### PROBLEM REQUIREMENTS:
Word for word, print each line of the listing below; pictures stay out.

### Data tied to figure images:
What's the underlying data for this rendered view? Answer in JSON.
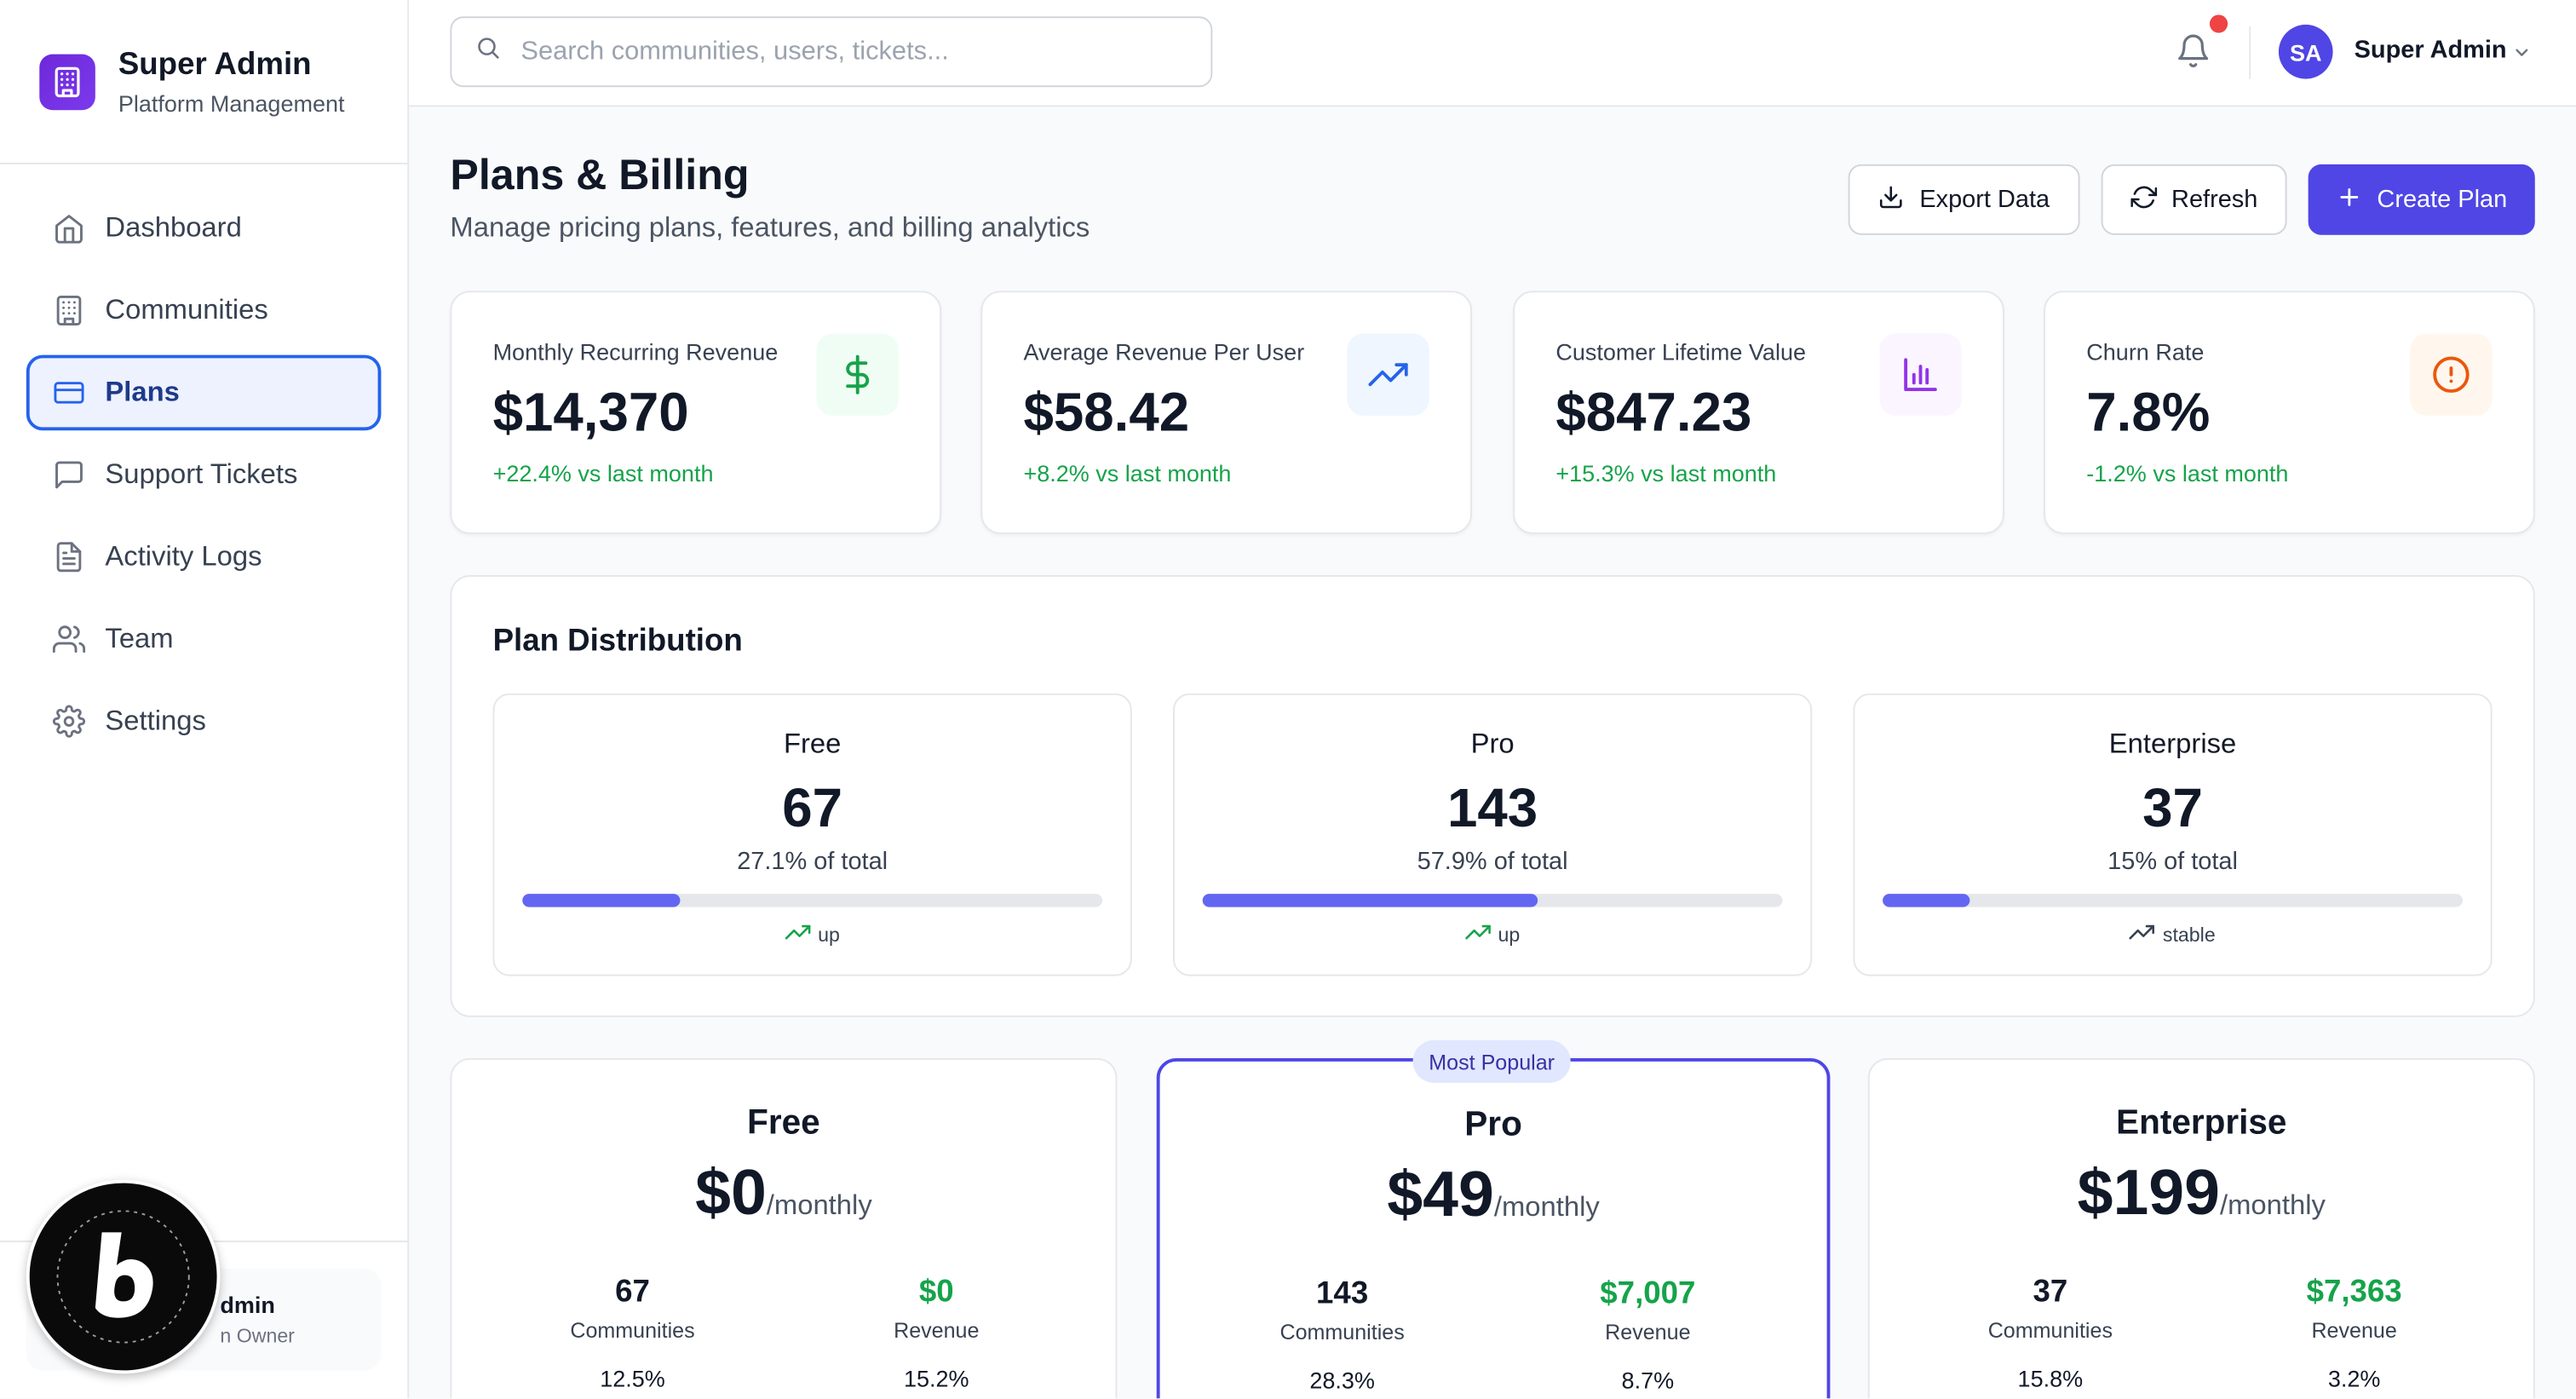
{
  "brand": {
    "title": "Super Admin",
    "subtitle": "Platform Management"
  },
  "nav": {
    "items": [
      {
        "label": "Dashboard",
        "icon": "home-icon"
      },
      {
        "label": "Communities",
        "icon": "building-icon"
      },
      {
        "label": "Plans",
        "icon": "credit-card-icon",
        "active": true
      },
      {
        "label": "Support Tickets",
        "icon": "message-square-icon"
      },
      {
        "label": "Activity Logs",
        "icon": "file-text-icon"
      },
      {
        "label": "Team",
        "icon": "users-icon"
      },
      {
        "label": "Settings",
        "icon": "gear-icon"
      }
    ]
  },
  "sidebar_user": {
    "name": "dmin",
    "role": "n Owner"
  },
  "search": {
    "placeholder": "Search communities, users, tickets..."
  },
  "header": {
    "avatar_initials": "SA",
    "user_name": "Super Admin"
  },
  "page": {
    "title": "Plans & Billing",
    "subtitle": "Manage pricing plans, features, and billing analytics",
    "export_label": "Export Data",
    "refresh_label": "Refresh",
    "create_label": "Create Plan"
  },
  "stats": [
    {
      "label": "Monthly Recurring Revenue",
      "value": "$14,370",
      "change": "+22.4% vs last month",
      "icon": "dollar-icon",
      "color": "#16a34a"
    },
    {
      "label": "Average Revenue Per User",
      "value": "$58.42",
      "change": "+8.2% vs last month",
      "icon": "trending-up-icon",
      "color": "#2563eb"
    },
    {
      "label": "Customer Lifetime Value",
      "value": "$847.23",
      "change": "+15.3% vs last month",
      "icon": "bar-chart-icon",
      "color": "#9333ea"
    },
    {
      "label": "Churn Rate",
      "value": "7.8%",
      "change": "-1.2% vs last month",
      "icon": "alert-circle-icon",
      "color": "#ea580c"
    }
  ],
  "distribution": {
    "title": "Plan Distribution",
    "items": [
      {
        "name": "Free",
        "count": "67",
        "percent_label": "27.1% of total",
        "fraction": 0.271,
        "trend": "up"
      },
      {
        "name": "Pro",
        "count": "143",
        "percent_label": "57.9% of total",
        "fraction": 0.579,
        "trend": "up"
      },
      {
        "name": "Enterprise",
        "count": "37",
        "percent_label": "15% of total",
        "fraction": 0.15,
        "trend": "stable"
      }
    ]
  },
  "plans": [
    {
      "name": "Free",
      "price": "$0",
      "period": "/monthly",
      "communities": "67",
      "communities_label": "Communities",
      "revenue": "$0",
      "revenue_label": "Revenue",
      "stat_left": "12.5%",
      "stat_right": "15.2%"
    },
    {
      "name": "Pro",
      "price": "$49",
      "period": "/monthly",
      "communities": "143",
      "communities_label": "Communities",
      "revenue": "$7,007",
      "revenue_label": "Revenue",
      "stat_left": "28.3%",
      "stat_right": "8.7%",
      "badge": "Most Popular"
    },
    {
      "name": "Enterprise",
      "price": "$199",
      "period": "/monthly",
      "communities": "37",
      "communities_label": "Communities",
      "revenue": "$7,363",
      "revenue_label": "Revenue",
      "stat_left": "15.8%",
      "stat_right": "3.2%"
    }
  ],
  "colors": {
    "accent": "#4f46e5",
    "positive": "#16a34a",
    "notification": "#ef4444",
    "bar_fill": "#6366f1"
  }
}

### SOLUTION TO THIS EXERCISE:
What's the underlying data for this rendered view? Answer in JSON.
{
  "brand": {
    "title": "Super Admin",
    "subtitle": "Platform Management"
  },
  "nav": {
    "items": [
      {
        "label": "Dashboard",
        "icon": "home-icon"
      },
      {
        "label": "Communities",
        "icon": "building-icon"
      },
      {
        "label": "Plans",
        "icon": "credit-card-icon",
        "active": true
      },
      {
        "label": "Support Tickets",
        "icon": "message-square-icon"
      },
      {
        "label": "Activity Logs",
        "icon": "file-text-icon"
      },
      {
        "label": "Team",
        "icon": "users-icon"
      },
      {
        "label": "Settings",
        "icon": "gear-icon"
      }
    ]
  },
  "sidebar_user": {
    "name": "dmin",
    "role": "n Owner"
  },
  "search": {
    "placeholder": "Search communities, users, tickets..."
  },
  "header": {
    "avatar_initials": "SA",
    "user_name": "Super Admin"
  },
  "page": {
    "title": "Plans & Billing",
    "subtitle": "Manage pricing plans, features, and billing analytics",
    "export_label": "Export Data",
    "refresh_label": "Refresh",
    "create_label": "Create Plan"
  },
  "stats": [
    {
      "label": "Monthly Recurring Revenue",
      "value": "$14,370",
      "change": "+22.4% vs last month",
      "icon": "dollar-icon",
      "color": "#16a34a"
    },
    {
      "label": "Average Revenue Per User",
      "value": "$58.42",
      "change": "+8.2% vs last month",
      "icon": "trending-up-icon",
      "color": "#2563eb"
    },
    {
      "label": "Customer Lifetime Value",
      "value": "$847.23",
      "change": "+15.3% vs last month",
      "icon": "bar-chart-icon",
      "color": "#9333ea"
    },
    {
      "label": "Churn Rate",
      "value": "7.8%",
      "change": "-1.2% vs last month",
      "icon": "alert-circle-icon",
      "color": "#ea580c"
    }
  ],
  "distribution": {
    "title": "Plan Distribution",
    "items": [
      {
        "name": "Free",
        "count": "67",
        "percent_label": "27.1% of total",
        "fraction": 0.271,
        "trend": "up"
      },
      {
        "name": "Pro",
        "count": "143",
        "percent_label": "57.9% of total",
        "fraction": 0.579,
        "trend": "up"
      },
      {
        "name": "Enterprise",
        "count": "37",
        "percent_label": "15% of total",
        "fraction": 0.15,
        "trend": "stable"
      }
    ]
  },
  "plans": [
    {
      "name": "Free",
      "price": "$0",
      "period": "/monthly",
      "communities": "67",
      "communities_label": "Communities",
      "revenue": "$0",
      "revenue_label": "Revenue",
      "stat_left": "12.5%",
      "stat_right": "15.2%"
    },
    {
      "name": "Pro",
      "price": "$49",
      "period": "/monthly",
      "communities": "143",
      "communities_label": "Communities",
      "revenue": "$7,007",
      "revenue_label": "Revenue",
      "stat_left": "28.3%",
      "stat_right": "8.7%",
      "badge": "Most Popular"
    },
    {
      "name": "Enterprise",
      "price": "$199",
      "period": "/monthly",
      "communities": "37",
      "communities_label": "Communities",
      "revenue": "$7,363",
      "revenue_label": "Revenue",
      "stat_left": "15.8%",
      "stat_right": "3.2%"
    }
  ],
  "colors": {
    "accent": "#4f46e5",
    "positive": "#16a34a",
    "notification": "#ef4444",
    "bar_fill": "#6366f1"
  }
}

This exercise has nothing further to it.